**Written task**:
Repeat the lines of the records word for word, starting at the line that contains "Decompose this screenshot" and ending at the line that contains "249, 951, 414]", and output nothing else.

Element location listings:
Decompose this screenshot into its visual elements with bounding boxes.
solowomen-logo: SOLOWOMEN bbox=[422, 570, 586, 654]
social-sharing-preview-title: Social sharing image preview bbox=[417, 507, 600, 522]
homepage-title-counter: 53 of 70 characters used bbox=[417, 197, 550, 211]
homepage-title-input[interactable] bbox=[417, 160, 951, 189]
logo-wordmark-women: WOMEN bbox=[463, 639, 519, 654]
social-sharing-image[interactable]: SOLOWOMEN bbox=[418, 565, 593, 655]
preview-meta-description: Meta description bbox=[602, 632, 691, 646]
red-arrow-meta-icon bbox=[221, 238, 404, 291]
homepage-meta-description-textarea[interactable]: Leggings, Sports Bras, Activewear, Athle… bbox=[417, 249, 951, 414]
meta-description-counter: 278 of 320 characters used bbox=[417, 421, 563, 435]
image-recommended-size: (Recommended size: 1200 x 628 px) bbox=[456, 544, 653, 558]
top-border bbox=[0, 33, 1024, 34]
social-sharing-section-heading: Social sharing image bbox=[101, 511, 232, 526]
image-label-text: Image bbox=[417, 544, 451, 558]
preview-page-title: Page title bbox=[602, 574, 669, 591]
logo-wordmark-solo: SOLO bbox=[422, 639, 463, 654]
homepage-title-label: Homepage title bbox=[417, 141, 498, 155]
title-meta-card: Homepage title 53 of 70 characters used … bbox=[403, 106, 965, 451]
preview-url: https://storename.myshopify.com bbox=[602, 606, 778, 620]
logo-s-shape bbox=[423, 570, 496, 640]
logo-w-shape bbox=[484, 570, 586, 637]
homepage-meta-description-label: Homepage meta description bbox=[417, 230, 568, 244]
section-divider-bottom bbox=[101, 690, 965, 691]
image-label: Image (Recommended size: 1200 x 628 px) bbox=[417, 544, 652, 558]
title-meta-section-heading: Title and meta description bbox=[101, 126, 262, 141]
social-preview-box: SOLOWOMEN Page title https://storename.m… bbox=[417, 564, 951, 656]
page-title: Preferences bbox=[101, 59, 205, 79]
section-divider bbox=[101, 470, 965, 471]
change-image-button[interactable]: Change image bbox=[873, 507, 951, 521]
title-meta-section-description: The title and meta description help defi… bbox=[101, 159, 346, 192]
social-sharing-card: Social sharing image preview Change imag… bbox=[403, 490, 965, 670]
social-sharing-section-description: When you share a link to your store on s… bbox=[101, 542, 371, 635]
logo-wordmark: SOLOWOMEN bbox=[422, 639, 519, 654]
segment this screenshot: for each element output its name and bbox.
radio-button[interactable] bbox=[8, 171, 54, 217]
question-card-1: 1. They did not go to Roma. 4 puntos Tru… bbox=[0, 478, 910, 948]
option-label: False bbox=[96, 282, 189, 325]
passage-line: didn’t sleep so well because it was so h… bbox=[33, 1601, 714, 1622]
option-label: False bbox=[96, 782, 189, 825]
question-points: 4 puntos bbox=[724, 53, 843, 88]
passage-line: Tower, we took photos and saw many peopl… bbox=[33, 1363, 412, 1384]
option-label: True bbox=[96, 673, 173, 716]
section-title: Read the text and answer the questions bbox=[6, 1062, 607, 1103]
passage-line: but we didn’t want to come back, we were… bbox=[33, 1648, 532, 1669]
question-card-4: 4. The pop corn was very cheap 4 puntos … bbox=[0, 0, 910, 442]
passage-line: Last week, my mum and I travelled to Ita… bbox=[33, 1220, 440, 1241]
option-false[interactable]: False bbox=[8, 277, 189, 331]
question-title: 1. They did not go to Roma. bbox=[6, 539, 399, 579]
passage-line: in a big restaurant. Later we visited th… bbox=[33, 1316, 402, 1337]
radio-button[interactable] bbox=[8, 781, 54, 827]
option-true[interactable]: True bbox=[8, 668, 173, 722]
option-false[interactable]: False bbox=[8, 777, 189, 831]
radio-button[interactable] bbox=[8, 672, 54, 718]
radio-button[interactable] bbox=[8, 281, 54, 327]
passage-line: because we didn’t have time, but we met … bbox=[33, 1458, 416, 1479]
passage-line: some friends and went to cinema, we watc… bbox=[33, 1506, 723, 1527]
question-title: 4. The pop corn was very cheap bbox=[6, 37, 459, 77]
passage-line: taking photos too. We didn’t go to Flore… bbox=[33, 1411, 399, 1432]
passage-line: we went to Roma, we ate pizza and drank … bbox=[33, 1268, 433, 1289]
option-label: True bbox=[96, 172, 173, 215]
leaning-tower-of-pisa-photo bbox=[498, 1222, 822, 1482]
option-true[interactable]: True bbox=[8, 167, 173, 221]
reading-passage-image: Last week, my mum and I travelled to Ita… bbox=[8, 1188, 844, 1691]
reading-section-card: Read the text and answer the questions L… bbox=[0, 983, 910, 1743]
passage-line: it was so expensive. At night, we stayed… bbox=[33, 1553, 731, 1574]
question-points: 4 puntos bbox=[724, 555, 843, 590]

==

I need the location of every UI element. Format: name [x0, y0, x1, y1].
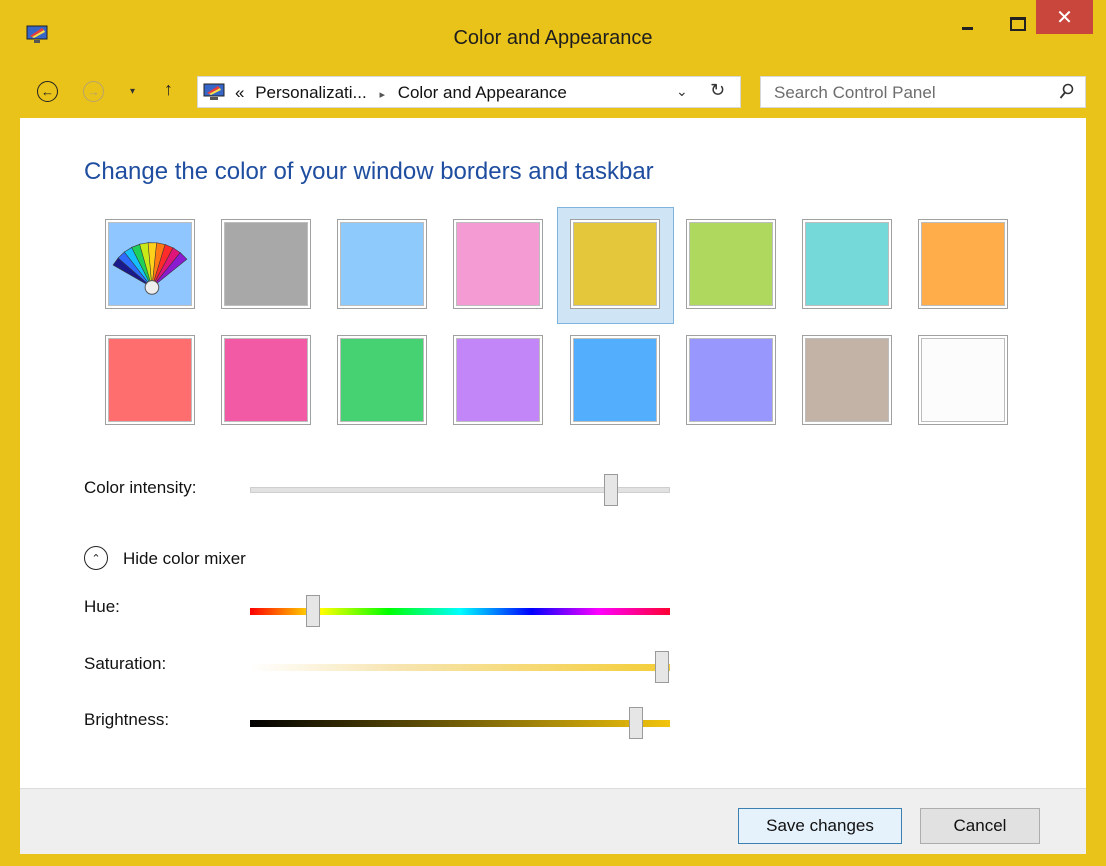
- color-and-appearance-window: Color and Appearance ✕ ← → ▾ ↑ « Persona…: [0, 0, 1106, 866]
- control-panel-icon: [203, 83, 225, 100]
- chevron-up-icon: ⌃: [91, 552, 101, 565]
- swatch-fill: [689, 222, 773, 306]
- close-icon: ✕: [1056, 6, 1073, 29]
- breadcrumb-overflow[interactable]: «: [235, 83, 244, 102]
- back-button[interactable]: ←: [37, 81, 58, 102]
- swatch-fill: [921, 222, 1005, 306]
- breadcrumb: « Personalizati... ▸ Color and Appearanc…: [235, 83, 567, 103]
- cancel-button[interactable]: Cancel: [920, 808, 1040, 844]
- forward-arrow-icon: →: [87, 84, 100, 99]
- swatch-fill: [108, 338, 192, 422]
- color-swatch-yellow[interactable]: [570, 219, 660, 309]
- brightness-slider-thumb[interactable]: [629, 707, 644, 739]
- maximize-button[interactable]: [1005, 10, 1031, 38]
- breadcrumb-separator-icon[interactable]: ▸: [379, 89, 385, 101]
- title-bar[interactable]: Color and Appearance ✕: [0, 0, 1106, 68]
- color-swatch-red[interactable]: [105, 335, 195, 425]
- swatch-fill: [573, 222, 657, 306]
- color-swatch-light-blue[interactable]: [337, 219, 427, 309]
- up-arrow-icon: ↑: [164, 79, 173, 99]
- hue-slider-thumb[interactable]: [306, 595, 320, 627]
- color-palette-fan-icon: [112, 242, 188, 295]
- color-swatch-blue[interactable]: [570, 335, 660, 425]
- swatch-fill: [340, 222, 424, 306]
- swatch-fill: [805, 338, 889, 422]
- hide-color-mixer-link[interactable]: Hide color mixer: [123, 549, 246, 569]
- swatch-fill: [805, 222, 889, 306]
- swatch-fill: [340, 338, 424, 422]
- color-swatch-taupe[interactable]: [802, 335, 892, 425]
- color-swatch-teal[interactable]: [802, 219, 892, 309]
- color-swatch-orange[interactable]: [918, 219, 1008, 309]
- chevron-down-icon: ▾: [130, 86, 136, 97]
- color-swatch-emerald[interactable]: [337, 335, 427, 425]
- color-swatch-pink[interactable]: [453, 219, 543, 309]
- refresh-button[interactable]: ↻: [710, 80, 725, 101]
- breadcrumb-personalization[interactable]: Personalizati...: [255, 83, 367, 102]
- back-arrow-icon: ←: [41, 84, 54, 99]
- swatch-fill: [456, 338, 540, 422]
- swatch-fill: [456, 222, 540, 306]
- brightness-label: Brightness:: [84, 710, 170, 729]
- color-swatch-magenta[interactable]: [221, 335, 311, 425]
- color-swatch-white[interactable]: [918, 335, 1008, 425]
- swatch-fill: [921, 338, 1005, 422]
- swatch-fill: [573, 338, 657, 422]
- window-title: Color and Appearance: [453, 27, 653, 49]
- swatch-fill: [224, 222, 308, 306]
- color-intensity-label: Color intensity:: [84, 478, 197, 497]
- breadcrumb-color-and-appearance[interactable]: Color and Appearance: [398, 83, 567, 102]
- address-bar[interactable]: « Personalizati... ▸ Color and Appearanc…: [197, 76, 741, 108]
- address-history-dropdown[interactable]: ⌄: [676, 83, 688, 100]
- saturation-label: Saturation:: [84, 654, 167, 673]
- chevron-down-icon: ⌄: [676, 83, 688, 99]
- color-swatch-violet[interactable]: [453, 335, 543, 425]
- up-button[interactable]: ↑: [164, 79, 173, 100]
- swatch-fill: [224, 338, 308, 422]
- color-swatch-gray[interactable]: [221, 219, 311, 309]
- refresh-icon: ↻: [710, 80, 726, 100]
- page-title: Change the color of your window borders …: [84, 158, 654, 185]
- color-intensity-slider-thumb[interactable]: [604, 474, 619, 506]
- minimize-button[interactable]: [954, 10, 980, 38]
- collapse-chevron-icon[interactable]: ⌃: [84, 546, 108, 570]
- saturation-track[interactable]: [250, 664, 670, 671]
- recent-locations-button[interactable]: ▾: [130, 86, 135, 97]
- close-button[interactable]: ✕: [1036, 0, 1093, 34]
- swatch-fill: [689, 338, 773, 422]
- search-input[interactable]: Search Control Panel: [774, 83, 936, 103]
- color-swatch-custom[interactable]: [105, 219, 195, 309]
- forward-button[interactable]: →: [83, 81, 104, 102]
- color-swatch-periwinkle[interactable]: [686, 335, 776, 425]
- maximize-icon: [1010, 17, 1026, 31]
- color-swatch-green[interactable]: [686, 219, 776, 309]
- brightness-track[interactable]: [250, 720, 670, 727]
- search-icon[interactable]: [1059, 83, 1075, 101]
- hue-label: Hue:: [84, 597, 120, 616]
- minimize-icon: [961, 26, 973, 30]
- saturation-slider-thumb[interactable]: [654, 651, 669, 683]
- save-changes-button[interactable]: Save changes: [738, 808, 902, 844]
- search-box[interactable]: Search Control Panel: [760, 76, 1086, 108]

**Solution for this problem**:
Decompose this screenshot into its visual elements with bounding boxes.
solowomen-logo: SOLOWOMEN bbox=[422, 570, 586, 654]
social-sharing-preview-title: Social sharing image preview bbox=[417, 507, 600, 522]
homepage-title-counter: 53 of 70 characters used bbox=[417, 197, 550, 211]
homepage-title-input[interactable] bbox=[417, 160, 951, 189]
logo-wordmark-women: WOMEN bbox=[463, 639, 519, 654]
social-sharing-image[interactable]: SOLOWOMEN bbox=[418, 565, 593, 655]
preview-meta-description: Meta description bbox=[602, 632, 691, 646]
red-arrow-meta-icon bbox=[221, 238, 404, 291]
homepage-meta-description-textarea[interactable]: Leggings, Sports Bras, Activewear, Athle… bbox=[417, 249, 951, 414]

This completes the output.